- THE EXERCISE -
Write every entry out again exactly, please, and skip the pictures.

● ● ● ● ● ● ●

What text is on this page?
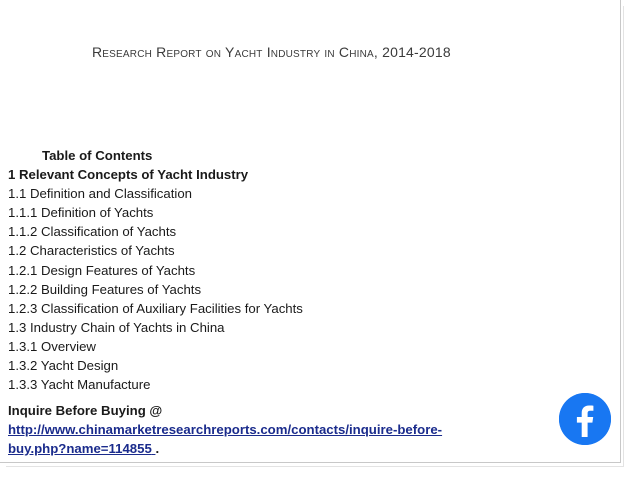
Research Report on Yacht Industry in China, 2014-2018
Table of Contents
1 Relevant Concepts of Yacht Industry
1.1 Definition and Classification
1.1.1 Definition of Yachts
1.1.2 Classification of Yachts
1.2 Characteristics of Yachts
1.2.1 Design Features of Yachts
1.2.2 Building Features of Yachts
1.2.3 Classification of Auxiliary Facilities for Yachts
1.3 Industry Chain of Yachts in China
1.3.1 Overview
1.3.2 Yacht Design
1.3.3 Yacht Manufacture
Inquire Before Buying @
http://www.chinamarketresearchreports.com/contacts/inquire-before-
buy.php?name=114855 .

● ● ● ● ● ● ●

- RIGHT ANSWER -
What text is on this page?
Research Report on Yacht Industry in China, 2014-2018
Table of Contents
1 Relevant Concepts of Yacht Industry
1.1 Definition and Classification
1.1.1 Definition of Yachts
1.1.2 Classification of Yachts
1.2 Characteristics of Yachts
1.2.1 Design Features of Yachts
1.2.2 Building Features of Yachts
1.2.3 Classification of Auxiliary Facilities for Yachts
1.3 Industry Chain of Yachts in China
1.3.1 Overview
1.3.2 Yacht Design
1.3.3 Yacht Manufacture
Inquire Before Buying @
http://www.chinamarketresearchreports.com/contacts/inquire-before-
buy.php?name=114855 .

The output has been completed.